§ **WHAT IS BEING ASKED**: Return the records, each one exactly as written.
--- Begin DATA RECORDS ---
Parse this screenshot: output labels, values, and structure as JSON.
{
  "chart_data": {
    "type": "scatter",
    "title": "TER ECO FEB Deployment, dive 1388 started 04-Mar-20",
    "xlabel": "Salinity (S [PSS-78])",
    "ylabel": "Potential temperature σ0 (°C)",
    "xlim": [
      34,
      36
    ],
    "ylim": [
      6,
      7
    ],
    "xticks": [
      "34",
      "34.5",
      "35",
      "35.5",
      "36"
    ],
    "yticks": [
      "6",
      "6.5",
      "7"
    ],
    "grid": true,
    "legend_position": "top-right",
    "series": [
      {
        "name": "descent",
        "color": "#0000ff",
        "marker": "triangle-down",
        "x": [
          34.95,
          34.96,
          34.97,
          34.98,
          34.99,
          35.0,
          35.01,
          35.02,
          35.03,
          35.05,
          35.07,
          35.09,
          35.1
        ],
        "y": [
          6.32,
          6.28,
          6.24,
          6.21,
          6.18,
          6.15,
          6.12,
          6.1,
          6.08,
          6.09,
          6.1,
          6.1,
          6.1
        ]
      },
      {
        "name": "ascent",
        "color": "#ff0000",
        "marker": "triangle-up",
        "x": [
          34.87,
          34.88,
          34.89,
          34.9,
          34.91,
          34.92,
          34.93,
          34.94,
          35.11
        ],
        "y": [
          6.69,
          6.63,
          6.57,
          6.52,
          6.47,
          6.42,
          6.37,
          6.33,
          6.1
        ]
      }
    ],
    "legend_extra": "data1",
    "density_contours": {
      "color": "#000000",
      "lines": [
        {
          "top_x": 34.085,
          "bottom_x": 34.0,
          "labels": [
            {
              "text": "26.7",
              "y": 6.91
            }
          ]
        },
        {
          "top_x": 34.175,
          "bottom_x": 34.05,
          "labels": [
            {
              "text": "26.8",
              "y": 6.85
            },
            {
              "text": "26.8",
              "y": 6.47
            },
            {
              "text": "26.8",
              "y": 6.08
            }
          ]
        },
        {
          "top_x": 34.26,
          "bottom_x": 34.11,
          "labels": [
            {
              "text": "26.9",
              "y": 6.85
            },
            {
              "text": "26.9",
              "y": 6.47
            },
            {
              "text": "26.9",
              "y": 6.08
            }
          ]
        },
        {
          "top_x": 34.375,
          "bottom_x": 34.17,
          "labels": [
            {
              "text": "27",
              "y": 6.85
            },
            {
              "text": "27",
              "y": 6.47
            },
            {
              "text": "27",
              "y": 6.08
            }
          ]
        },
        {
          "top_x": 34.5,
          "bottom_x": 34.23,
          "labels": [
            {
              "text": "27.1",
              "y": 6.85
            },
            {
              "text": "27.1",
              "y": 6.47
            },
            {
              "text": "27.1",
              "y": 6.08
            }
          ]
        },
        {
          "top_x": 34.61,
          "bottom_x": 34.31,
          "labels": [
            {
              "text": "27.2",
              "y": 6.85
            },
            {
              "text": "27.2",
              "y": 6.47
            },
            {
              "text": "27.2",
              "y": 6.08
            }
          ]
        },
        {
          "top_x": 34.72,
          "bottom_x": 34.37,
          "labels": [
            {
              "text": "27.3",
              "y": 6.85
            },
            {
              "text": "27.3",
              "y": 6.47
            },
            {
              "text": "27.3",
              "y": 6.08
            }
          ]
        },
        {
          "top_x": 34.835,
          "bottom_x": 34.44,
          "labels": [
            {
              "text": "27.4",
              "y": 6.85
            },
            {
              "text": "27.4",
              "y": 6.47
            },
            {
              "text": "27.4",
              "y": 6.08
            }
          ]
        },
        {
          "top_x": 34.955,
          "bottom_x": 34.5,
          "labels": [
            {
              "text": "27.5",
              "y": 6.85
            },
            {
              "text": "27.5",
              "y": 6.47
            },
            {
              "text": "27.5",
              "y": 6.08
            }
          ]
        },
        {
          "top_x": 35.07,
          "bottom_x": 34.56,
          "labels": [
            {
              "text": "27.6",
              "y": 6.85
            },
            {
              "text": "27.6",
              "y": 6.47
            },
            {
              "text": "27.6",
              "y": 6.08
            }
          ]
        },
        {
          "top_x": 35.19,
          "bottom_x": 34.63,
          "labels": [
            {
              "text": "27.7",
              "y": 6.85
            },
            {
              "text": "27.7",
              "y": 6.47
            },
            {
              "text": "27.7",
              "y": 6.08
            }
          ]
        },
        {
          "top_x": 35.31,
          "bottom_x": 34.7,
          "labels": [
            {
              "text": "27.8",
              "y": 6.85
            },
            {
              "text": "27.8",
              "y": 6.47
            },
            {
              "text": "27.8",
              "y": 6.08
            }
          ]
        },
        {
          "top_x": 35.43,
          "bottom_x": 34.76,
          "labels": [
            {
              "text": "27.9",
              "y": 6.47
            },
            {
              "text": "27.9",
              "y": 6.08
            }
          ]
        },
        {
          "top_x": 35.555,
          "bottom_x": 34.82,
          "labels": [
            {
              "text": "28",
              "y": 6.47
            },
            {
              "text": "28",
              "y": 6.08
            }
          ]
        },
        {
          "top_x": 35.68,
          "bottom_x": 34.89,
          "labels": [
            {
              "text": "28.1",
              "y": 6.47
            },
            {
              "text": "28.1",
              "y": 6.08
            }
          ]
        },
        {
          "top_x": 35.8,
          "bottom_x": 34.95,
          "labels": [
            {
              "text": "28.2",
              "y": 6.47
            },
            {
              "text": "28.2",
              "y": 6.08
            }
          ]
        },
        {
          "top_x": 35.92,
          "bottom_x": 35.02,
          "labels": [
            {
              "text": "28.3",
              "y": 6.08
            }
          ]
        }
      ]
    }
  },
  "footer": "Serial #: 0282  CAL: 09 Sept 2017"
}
--- End DATA RECORDS ---
§ **WRITTEN REPLY**:
Parse this screenshot: output labels, values, and structure as JSON.
{
  "chart_data": {
    "type": "scatter",
    "title": "TER ECO FEB Deployment, dive 1388 started 04-Mar-20",
    "xlabel": "Salinity (S [PSS-78])",
    "ylabel": "Potential temperature σ0 (°C)",
    "xlim": [
      34,
      36
    ],
    "ylim": [
      6,
      7
    ],
    "xticks": [
      "34",
      "34.5",
      "35",
      "35.5",
      "36"
    ],
    "yticks": [
      "6",
      "6.5",
      "7"
    ],
    "grid": true,
    "legend_position": "top-right",
    "series": [
      {
        "name": "descent",
        "color": "#0000ff",
        "marker": "triangle-down",
        "x": [
          34.95,
          34.96,
          34.97,
          34.98,
          34.99,
          35.0,
          35.01,
          35.02,
          35.03,
          35.05,
          35.07,
          35.09,
          35.1
        ],
        "y": [
          6.32,
          6.28,
          6.24,
          6.21,
          6.18,
          6.15,
          6.12,
          6.1,
          6.08,
          6.09,
          6.1,
          6.1,
          6.1
        ]
      },
      {
        "name": "ascent",
        "color": "#ff0000",
        "marker": "triangle-up",
        "x": [
          34.87,
          34.88,
          34.89,
          34.9,
          34.91,
          34.92,
          34.93,
          34.94,
          35.11
        ],
        "y": [
          6.69,
          6.63,
          6.57,
          6.52,
          6.47,
          6.42,
          6.37,
          6.33,
          6.1
        ]
      }
    ],
    "legend_extra": "data1",
    "density_contours": {
      "color": "#000000",
      "lines": [
        {
          "top_x": 34.085,
          "bottom_x": 34.0,
          "labels": [
            {
              "text": "26.7",
              "y": 6.91
            }
          ]
        },
        {
          "top_x": 34.175,
          "bottom_x": 34.05,
          "labels": [
            {
              "text": "26.8",
              "y": 6.85
            },
            {
              "text": "26.8",
              "y": 6.47
            },
            {
              "text": "26.8",
              "y": 6.08
            }
          ]
        },
        {
          "top_x": 34.26,
          "bottom_x": 34.11,
          "labels": [
            {
              "text": "26.9",
              "y": 6.85
            },
            {
              "text": "26.9",
              "y": 6.47
            },
            {
              "text": "26.9",
              "y": 6.08
            }
          ]
        },
        {
          "top_x": 34.375,
          "bottom_x": 34.17,
          "labels": [
            {
              "text": "27",
              "y": 6.85
            },
            {
              "text": "27",
              "y": 6.47
            },
            {
              "text": "27",
              "y": 6.08
            }
          ]
        },
        {
          "top_x": 34.5,
          "bottom_x": 34.23,
          "labels": [
            {
              "text": "27.1",
              "y": 6.85
            },
            {
              "text": "27.1",
              "y": 6.47
            },
            {
              "text": "27.1",
              "y": 6.08
            }
          ]
        },
        {
          "top_x": 34.61,
          "bottom_x": 34.31,
          "labels": [
            {
              "text": "27.2",
              "y": 6.85
            },
            {
              "text": "27.2",
              "y": 6.47
            },
            {
              "text": "27.2",
              "y": 6.08
            }
          ]
        },
        {
          "top_x": 34.72,
          "bottom_x": 34.37,
          "labels": [
            {
              "text": "27.3",
              "y": 6.85
            },
            {
              "text": "27.3",
              "y": 6.47
            },
            {
              "text": "27.3",
              "y": 6.08
            }
          ]
        },
        {
          "top_x": 34.835,
          "bottom_x": 34.44,
          "labels": [
            {
              "text": "27.4",
              "y": 6.85
            },
            {
              "text": "27.4",
              "y": 6.47
            },
            {
              "text": "27.4",
              "y": 6.08
            }
          ]
        },
        {
          "top_x": 34.955,
          "bottom_x": 34.5,
          "labels": [
            {
              "text": "27.5",
              "y": 6.85
            },
            {
              "text": "27.5",
              "y": 6.47
            },
            {
              "text": "27.5",
              "y": 6.08
            }
          ]
        },
        {
          "top_x": 35.07,
          "bottom_x": 34.56,
          "labels": [
            {
              "text": "27.6",
              "y": 6.85
            },
            {
              "text": "27.6",
              "y": 6.47
            },
            {
              "text": "27.6",
              "y": 6.08
            }
          ]
        },
        {
          "top_x": 35.19,
          "bottom_x": 34.63,
          "labels": [
            {
              "text": "27.7",
              "y": 6.85
            },
            {
              "text": "27.7",
              "y": 6.47
            },
            {
              "text": "27.7",
              "y": 6.08
            }
          ]
        },
        {
          "top_x": 35.31,
          "bottom_x": 34.7,
          "labels": [
            {
              "text": "27.8",
              "y": 6.85
            },
            {
              "text": "27.8",
              "y": 6.47
            },
            {
              "text": "27.8",
              "y": 6.08
            }
          ]
        },
        {
          "top_x": 35.43,
          "bottom_x": 34.76,
          "labels": [
            {
              "text": "27.9",
              "y": 6.47
            },
            {
              "text": "27.9",
              "y": 6.08
            }
          ]
        },
        {
          "top_x": 35.555,
          "bottom_x": 34.82,
          "labels": [
            {
              "text": "28",
              "y": 6.47
            },
            {
              "text": "28",
              "y": 6.08
            }
          ]
        },
        {
          "top_x": 35.68,
          "bottom_x": 34.89,
          "labels": [
            {
              "text": "28.1",
              "y": 6.47
            },
            {
              "text": "28.1",
              "y": 6.08
            }
          ]
        },
        {
          "top_x": 35.8,
          "bottom_x": 34.95,
          "labels": [
            {
              "text": "28.2",
              "y": 6.47
            },
            {
              "text": "28.2",
              "y": 6.08
            }
          ]
        },
        {
          "top_x": 35.92,
          "bottom_x": 35.02,
          "labels": [
            {
              "text": "28.3",
              "y": 6.08
            }
          ]
        }
      ]
    }
  },
  "footer": "Serial #: 0282  CAL: 09 Sept 2017"
}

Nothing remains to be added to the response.